■ WRITTEN PROBLEM: Filter the data for lines with the word "面向全体", then copy every line so identified.

════════

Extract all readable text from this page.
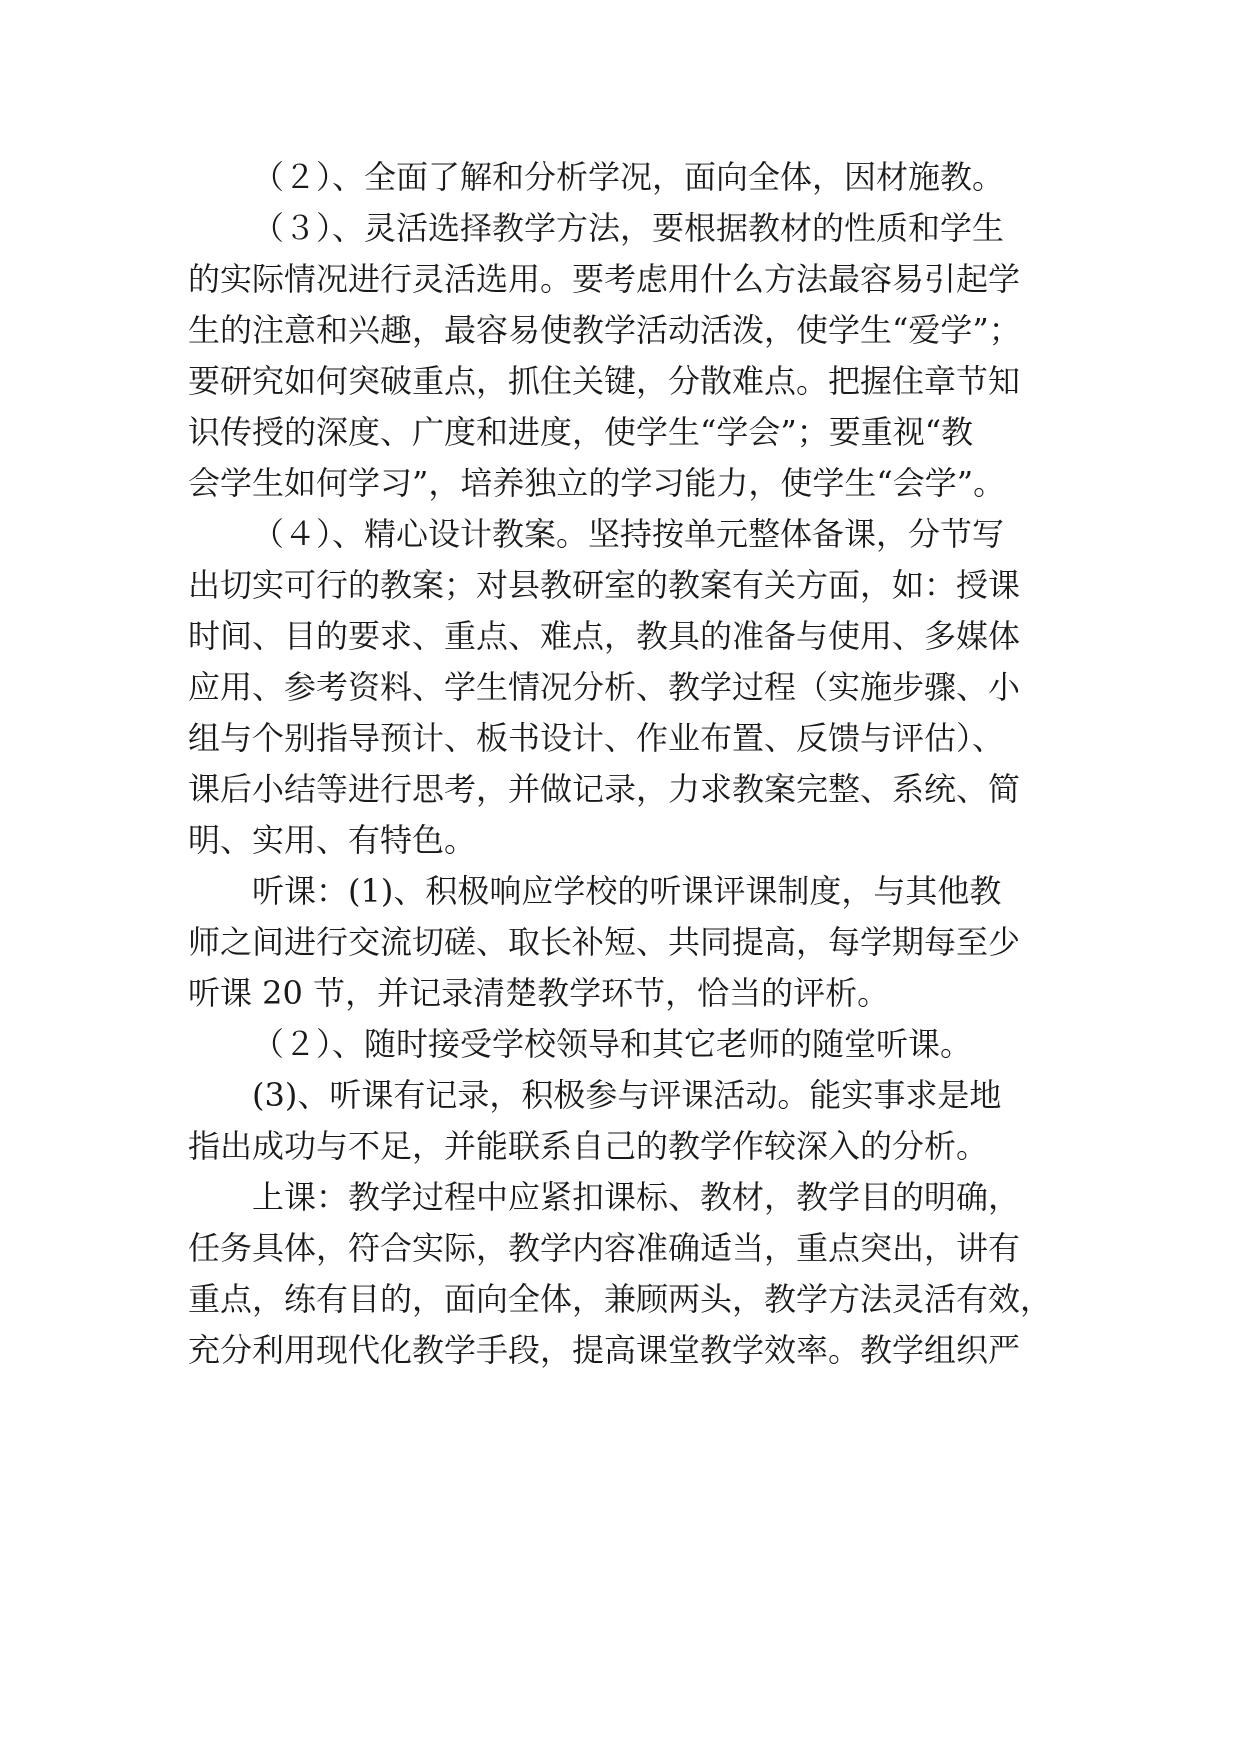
（２）、全面了解和分析学况，面向全体，因材施教。
（３）、灵活选择教学方法，要根据教材的性质和学生
的实际情况进行灵活选用。要考虑用什么方法最容易引起学
生的注意和兴趣，最容易使教学活动活泼，使学生“爱学”；
要研究如何突破重点，抓住关键，分散难点。把握住章节知
识传授的深度、广度和进度，使学生“学会”；要重视“教
会学生如何学习”，培养独立的学习能力，使学生“会学”。
（４）、精心设计教案。坚持按单元整体备课，分节写
出切实可行的教案；对县教研室的教案有关方面，如：授课
时间、目的要求、重点、难点，教具的准备与使用、多媒体
应用、参考资料、学生情况分析、教学过程（实施步骤、小
组与个别指导预计、板书设计、作业布置、反馈与评估）、
课后小结等进行思考，并做记录，力求教案完整、系统、简
明、实用、有特色。
听课：(1)、积极响应学校的听课评课制度，与其他教
师之间进行交流切磋、取长补短、共同提高，每学期每至少
听课 20 节，并记录清楚教学环节，恰当的评析。
（２）、随时接受学校领导和其它老师的随堂听课。
(3)、听课有记录，积极参与评课活动。能实事求是地
指出成功与不足，并能联系自己的教学作较深入的分析。
上课：教学过程中应紧扣课标、教材，教学目的明确，
任务具体，符合实际，教学内容准确适当，重点突出，讲有
重点，练有目的，面向全体，兼顾两头，教学方法灵活有效，
充分利用现代化教学手段，提高课堂教学效率。教学组织严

════════

■ COMPLETED EXERCISE:
（２）、全面了解和分析学况，面向全体，因材施教。
重点，练有目的，面向全体，兼顾两头，教学方法灵活有效，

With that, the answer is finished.